▶ [Task to carry out]
In the entries below, find every line with "this" and copy it.

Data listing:

********************

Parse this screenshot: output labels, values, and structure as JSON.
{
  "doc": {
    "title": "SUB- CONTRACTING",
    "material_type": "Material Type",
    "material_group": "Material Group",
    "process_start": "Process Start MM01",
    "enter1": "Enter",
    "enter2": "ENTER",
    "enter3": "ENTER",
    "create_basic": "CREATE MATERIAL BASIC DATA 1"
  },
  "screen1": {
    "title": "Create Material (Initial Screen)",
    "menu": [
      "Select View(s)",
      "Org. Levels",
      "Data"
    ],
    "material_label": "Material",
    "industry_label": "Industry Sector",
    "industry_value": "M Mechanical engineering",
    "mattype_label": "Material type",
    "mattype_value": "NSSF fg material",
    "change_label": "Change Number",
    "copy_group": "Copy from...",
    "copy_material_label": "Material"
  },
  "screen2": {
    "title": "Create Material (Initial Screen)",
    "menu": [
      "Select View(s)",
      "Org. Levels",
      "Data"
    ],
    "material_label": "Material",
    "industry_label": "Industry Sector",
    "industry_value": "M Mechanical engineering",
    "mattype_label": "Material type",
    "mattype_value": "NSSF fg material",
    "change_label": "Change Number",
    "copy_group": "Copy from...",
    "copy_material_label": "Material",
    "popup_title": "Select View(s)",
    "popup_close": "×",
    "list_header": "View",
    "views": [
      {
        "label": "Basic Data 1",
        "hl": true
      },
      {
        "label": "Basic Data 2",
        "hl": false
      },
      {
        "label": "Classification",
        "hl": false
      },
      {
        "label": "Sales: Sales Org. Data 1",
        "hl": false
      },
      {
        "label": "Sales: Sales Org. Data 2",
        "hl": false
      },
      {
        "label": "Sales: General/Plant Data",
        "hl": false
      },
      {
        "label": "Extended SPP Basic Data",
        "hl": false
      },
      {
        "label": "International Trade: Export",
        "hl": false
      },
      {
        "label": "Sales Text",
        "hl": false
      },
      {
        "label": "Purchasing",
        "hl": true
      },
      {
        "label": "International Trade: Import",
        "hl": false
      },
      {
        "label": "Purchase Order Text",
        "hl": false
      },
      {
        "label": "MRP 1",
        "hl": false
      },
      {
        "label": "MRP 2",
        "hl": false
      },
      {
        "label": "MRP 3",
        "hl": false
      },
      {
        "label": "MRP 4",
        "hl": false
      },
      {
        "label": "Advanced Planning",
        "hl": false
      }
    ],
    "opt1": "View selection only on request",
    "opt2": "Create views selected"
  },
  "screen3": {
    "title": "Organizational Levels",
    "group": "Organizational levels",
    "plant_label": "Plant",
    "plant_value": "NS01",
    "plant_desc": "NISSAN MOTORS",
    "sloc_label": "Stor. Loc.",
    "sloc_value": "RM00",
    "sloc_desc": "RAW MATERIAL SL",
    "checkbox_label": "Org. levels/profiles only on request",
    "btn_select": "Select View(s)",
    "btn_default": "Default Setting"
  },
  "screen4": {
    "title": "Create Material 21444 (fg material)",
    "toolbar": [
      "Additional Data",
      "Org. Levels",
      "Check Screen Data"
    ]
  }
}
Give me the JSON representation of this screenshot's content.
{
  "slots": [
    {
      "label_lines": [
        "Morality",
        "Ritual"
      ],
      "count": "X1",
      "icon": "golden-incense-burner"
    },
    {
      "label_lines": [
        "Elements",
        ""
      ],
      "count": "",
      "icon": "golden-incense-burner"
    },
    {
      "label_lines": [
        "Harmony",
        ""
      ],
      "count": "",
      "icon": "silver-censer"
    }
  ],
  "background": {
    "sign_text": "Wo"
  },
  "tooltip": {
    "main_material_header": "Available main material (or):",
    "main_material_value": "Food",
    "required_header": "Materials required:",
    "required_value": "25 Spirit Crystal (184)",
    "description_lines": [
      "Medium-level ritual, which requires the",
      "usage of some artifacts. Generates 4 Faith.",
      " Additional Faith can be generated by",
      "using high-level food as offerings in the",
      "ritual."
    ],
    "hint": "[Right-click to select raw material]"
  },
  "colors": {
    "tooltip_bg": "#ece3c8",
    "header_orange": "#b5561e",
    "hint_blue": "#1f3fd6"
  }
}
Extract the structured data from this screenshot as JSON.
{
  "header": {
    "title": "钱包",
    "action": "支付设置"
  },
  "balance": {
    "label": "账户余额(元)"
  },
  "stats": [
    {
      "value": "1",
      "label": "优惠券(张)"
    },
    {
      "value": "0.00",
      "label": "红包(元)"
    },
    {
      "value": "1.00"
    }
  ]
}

********************

▶ [Written answer]
Parse this screenshot: output labels, values, and structure as JSON.
Give me the JSON representation of this screenshot's content.
Extract the structured data from this screenshot as JSON.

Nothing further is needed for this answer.